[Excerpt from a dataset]
** BEGIN **

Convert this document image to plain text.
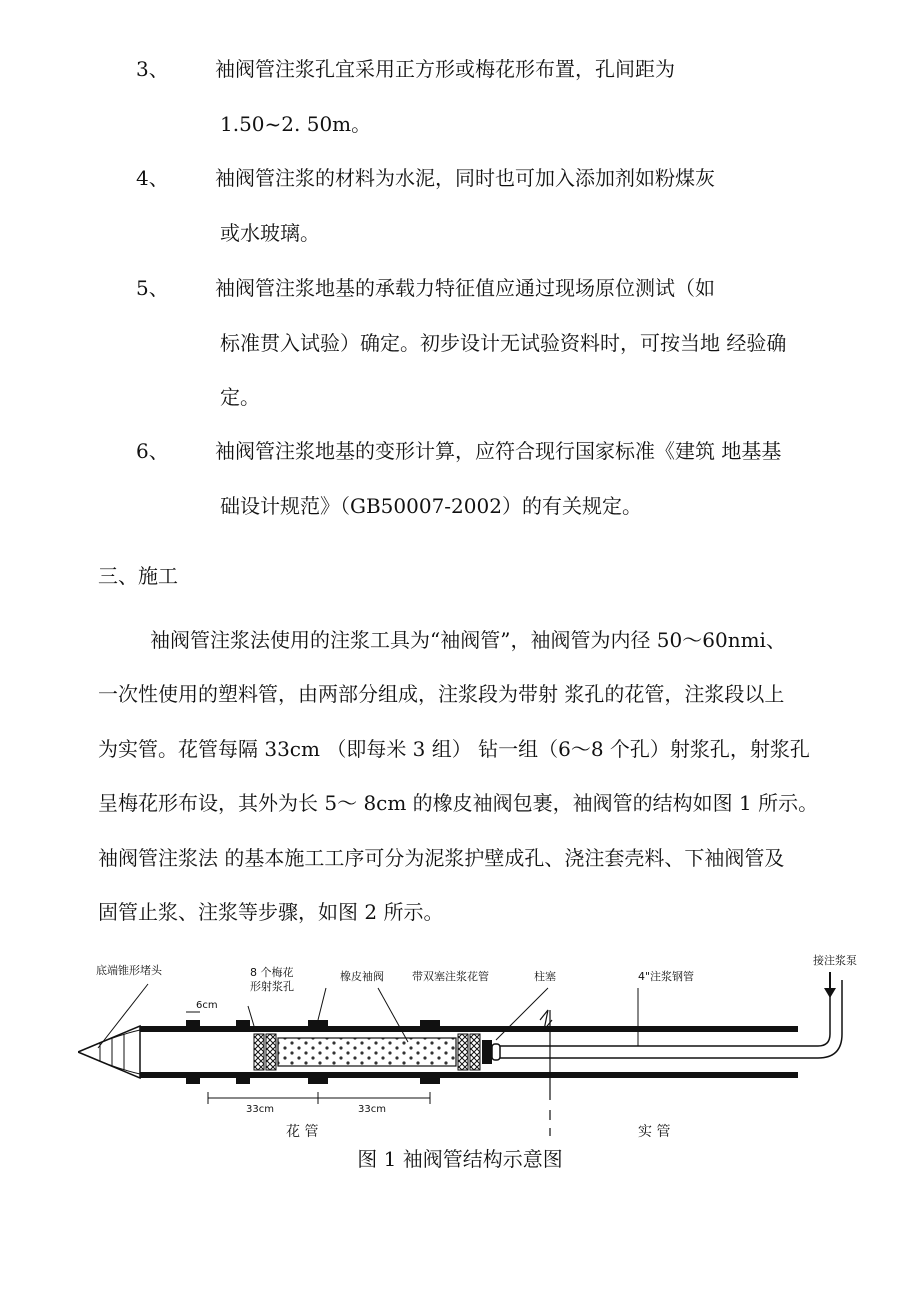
3、 袖阀管注浆孔宜采用正方形或梅花形布置，孔间距为
1.50~2. 50m。
4、 袖阀管注浆的材料为水泥，同时也可加入添加剂如粉煤灰
或水玻璃。
5、 袖阀管注浆地基的承载力特征值应通过现场原位测试（如
标准贯入试验）确定。初步设计无试验资料时，可按当地 经验确
定。
6、 袖阀管注浆地基的变形计算，应符合现行国家标准《建筑 地基基
础设计规范》（GB50007-2002）的有关规定。
三、施工
袖阀管注浆法使用的注浆工具为“袖阀管”，袖阀管为内径 50～60nmi、
一次性使用的塑料管，由两部分组成，注浆段为带射 浆孔的花管，注浆段以上
为实管。花管每隔 33cm （即每米 3 组） 钻一组（6～8 个孔）射浆孔，射浆孔
呈梅花形布设，其外为长 5～ 8cm 的橡皮袖阀包裹，袖阀管的结构如图 1 所示。
袖阀管注浆法 的基本施工工序可分为泥浆护壁成孔、浇注套壳料、下袖阀管及
固管止浆、注浆等步骤，如图 2 所示。
底端锥形堵头	8 个梅花
形射浆孔
橡皮袖阀	带双塞注浆花管	柱塞	4"注浆钢管
接注浆泵
6cm
33cm	33cm
花 管	实 管
图 1 袖阀管结构示意图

** END **

Goal
Omit every picture, then reproduce the rest of the listing exactly.

Task answer
Convert this document image to plain text.
3、 袖阀管注浆孔宜采用正方形或梅花形布置，孔间距为
1.50~2. 50m。
4、 袖阀管注浆的材料为水泥，同时也可加入添加剂如粉煤灰
或水玻璃。
5、 袖阀管注浆地基的承载力特征值应通过现场原位测试（如
标准贯入试验）确定。初步设计无试验资料时，可按当地 经验确
定。
6、 袖阀管注浆地基的变形计算，应符合现行国家标准《建筑 地基基
础设计规范》（GB50007-2002）的有关规定。
三、施工
袖阀管注浆法使用的注浆工具为“袖阀管”，袖阀管为内径 50～60nmi、
一次性使用的塑料管，由两部分组成，注浆段为带射 浆孔的花管，注浆段以上
为实管。花管每隔 33cm （即每米 3 组） 钻一组（6～8 个孔）射浆孔，射浆孔
呈梅花形布设，其外为长 5～ 8cm 的橡皮袖阀包裹，袖阀管的结构如图 1 所示。
袖阀管注浆法 的基本施工工序可分为泥浆护壁成孔、浇注套壳料、下袖阀管及
固管止浆、注浆等步骤，如图 2 所示。
底端锥形堵头	8 个梅花
形射浆孔
橡皮袖阀	带双塞注浆花管	柱塞	4"注浆钢管
接注浆泵
6cm
33cm	33cm
花 管	实 管
图 1 袖阀管结构示意图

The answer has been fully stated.